### What is asked
Which lines contain the string "this"? Please list every one of them.

■ ■ ■

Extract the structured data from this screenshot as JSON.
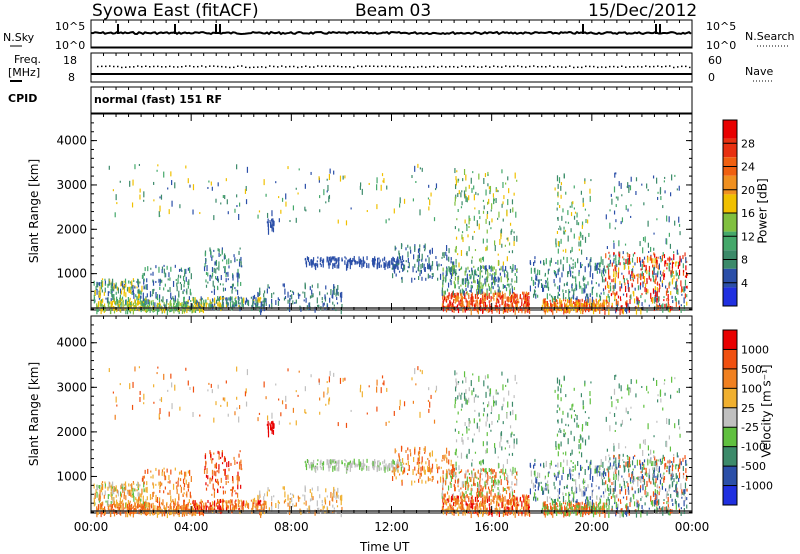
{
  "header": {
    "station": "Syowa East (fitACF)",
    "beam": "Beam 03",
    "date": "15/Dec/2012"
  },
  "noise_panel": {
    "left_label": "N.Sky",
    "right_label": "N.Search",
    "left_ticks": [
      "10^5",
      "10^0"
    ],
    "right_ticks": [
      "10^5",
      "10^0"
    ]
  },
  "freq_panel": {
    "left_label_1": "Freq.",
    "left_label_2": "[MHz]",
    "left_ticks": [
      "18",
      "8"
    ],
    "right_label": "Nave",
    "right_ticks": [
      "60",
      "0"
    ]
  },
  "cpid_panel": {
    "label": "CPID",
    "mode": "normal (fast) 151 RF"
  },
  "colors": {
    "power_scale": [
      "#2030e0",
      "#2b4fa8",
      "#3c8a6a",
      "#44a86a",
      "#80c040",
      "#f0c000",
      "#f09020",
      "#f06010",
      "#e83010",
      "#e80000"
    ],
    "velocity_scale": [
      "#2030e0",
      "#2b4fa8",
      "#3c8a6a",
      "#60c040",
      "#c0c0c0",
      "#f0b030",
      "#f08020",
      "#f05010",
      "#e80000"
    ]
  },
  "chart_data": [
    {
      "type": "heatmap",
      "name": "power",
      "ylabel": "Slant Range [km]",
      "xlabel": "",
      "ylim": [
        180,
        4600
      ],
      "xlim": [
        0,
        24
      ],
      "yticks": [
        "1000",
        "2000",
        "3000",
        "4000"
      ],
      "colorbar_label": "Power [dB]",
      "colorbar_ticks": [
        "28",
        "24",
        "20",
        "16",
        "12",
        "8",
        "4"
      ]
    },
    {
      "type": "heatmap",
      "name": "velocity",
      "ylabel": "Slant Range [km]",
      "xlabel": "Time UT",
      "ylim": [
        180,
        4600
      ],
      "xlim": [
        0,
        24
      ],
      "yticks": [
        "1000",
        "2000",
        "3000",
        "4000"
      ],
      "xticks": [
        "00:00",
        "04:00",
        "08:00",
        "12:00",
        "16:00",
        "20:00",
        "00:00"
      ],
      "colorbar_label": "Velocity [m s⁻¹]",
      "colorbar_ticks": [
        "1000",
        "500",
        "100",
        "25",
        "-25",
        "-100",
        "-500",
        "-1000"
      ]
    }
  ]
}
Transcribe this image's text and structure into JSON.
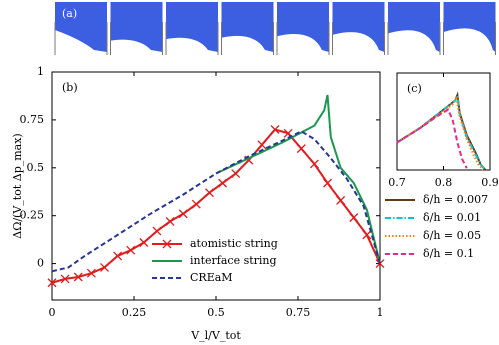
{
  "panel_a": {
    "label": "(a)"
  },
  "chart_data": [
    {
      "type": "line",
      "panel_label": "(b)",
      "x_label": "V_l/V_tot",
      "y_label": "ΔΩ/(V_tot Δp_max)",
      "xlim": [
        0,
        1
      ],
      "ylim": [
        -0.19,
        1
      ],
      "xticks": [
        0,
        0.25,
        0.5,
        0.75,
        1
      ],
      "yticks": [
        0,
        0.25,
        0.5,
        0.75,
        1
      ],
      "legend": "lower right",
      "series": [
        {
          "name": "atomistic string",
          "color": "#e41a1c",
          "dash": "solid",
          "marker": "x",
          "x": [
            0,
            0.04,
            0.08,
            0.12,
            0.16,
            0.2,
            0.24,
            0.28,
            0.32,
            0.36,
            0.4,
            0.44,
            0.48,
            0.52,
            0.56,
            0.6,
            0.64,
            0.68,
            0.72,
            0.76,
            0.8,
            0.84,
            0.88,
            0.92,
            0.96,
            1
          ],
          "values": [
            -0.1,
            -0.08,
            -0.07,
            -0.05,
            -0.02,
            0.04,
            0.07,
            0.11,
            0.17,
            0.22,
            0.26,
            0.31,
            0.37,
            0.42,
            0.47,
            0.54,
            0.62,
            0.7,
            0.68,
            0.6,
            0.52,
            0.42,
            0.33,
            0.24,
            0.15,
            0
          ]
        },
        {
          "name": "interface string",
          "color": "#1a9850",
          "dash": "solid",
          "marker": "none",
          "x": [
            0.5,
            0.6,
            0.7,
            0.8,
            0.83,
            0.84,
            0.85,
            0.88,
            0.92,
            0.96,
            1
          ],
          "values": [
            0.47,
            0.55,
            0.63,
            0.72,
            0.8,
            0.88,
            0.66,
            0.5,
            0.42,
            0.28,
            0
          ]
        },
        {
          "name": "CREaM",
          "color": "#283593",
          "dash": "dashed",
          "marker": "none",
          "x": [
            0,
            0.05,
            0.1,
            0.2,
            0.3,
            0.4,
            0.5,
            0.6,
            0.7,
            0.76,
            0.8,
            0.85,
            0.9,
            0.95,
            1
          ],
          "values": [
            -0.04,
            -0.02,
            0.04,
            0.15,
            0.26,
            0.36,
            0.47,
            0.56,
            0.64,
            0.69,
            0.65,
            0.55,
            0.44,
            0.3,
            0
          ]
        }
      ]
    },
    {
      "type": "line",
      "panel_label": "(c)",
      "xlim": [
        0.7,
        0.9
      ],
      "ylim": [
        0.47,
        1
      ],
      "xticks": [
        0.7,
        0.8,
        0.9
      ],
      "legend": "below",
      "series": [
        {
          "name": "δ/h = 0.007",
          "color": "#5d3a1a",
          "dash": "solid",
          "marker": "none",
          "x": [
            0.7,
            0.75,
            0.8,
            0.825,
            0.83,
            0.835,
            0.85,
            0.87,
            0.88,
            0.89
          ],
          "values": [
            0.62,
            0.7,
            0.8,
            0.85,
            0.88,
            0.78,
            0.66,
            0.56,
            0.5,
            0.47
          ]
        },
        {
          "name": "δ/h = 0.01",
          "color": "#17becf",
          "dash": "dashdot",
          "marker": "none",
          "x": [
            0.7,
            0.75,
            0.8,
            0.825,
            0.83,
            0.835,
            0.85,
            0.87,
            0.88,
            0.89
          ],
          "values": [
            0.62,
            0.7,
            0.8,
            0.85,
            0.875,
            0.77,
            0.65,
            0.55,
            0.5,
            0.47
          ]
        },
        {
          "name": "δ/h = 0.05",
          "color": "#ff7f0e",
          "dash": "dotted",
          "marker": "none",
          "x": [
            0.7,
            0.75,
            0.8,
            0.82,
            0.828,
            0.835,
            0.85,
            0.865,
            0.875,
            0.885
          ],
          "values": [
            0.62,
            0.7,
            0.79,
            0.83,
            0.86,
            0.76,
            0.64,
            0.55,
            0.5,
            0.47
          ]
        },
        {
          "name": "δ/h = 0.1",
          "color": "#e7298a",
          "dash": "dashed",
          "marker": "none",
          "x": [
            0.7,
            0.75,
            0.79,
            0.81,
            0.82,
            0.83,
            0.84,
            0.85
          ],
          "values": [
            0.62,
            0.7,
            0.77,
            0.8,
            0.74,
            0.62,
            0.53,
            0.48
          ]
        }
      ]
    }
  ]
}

■ ■ ■

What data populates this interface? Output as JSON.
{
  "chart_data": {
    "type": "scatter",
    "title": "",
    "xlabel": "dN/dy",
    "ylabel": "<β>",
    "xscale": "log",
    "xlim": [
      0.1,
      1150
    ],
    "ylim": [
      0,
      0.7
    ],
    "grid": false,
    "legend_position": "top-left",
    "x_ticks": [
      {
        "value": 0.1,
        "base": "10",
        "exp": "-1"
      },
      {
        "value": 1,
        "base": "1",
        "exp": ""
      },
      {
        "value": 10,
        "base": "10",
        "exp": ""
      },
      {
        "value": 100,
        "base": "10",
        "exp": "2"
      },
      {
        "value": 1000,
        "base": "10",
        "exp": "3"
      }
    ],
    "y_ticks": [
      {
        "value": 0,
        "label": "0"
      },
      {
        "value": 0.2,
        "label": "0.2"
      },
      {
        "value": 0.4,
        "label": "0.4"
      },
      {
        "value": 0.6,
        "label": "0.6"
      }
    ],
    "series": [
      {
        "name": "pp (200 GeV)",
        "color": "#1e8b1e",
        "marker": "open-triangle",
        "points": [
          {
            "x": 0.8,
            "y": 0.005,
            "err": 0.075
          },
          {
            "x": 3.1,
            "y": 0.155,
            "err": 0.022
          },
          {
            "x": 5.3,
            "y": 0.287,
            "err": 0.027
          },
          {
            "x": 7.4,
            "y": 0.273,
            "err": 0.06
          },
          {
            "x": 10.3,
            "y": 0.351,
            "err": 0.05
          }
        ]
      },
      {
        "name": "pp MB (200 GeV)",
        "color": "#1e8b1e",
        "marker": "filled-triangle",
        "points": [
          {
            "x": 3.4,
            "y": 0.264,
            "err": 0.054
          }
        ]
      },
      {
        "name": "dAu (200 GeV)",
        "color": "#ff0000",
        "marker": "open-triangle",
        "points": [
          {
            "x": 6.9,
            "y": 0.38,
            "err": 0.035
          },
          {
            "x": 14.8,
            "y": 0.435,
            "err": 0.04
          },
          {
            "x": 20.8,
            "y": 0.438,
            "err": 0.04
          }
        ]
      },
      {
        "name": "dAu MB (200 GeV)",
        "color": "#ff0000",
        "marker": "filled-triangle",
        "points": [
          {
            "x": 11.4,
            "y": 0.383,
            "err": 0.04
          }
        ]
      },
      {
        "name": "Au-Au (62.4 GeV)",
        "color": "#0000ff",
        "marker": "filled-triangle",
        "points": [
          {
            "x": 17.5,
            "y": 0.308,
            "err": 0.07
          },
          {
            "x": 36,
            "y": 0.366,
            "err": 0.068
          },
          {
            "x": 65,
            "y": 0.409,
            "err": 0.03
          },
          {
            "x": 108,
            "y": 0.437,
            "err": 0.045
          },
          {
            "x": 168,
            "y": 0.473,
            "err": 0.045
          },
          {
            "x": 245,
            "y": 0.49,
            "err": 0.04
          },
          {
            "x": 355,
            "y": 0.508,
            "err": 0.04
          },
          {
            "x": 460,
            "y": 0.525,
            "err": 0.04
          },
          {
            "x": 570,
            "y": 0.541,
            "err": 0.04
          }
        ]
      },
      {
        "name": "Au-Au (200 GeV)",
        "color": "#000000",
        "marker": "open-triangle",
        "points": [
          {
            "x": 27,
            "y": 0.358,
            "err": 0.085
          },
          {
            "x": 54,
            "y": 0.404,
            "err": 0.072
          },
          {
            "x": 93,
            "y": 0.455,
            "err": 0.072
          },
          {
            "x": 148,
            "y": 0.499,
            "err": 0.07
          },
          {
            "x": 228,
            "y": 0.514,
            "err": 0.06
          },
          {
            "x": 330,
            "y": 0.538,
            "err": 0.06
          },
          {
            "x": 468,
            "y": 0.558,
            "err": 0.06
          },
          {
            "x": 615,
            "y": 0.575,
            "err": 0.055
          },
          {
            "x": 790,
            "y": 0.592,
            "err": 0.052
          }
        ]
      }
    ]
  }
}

■ ■ ■

### Problem solution
Extract the structured data from this screenshot as JSON.
Transcribe this image's text and structure into JSON.
What data populates this interface? Output as JSON.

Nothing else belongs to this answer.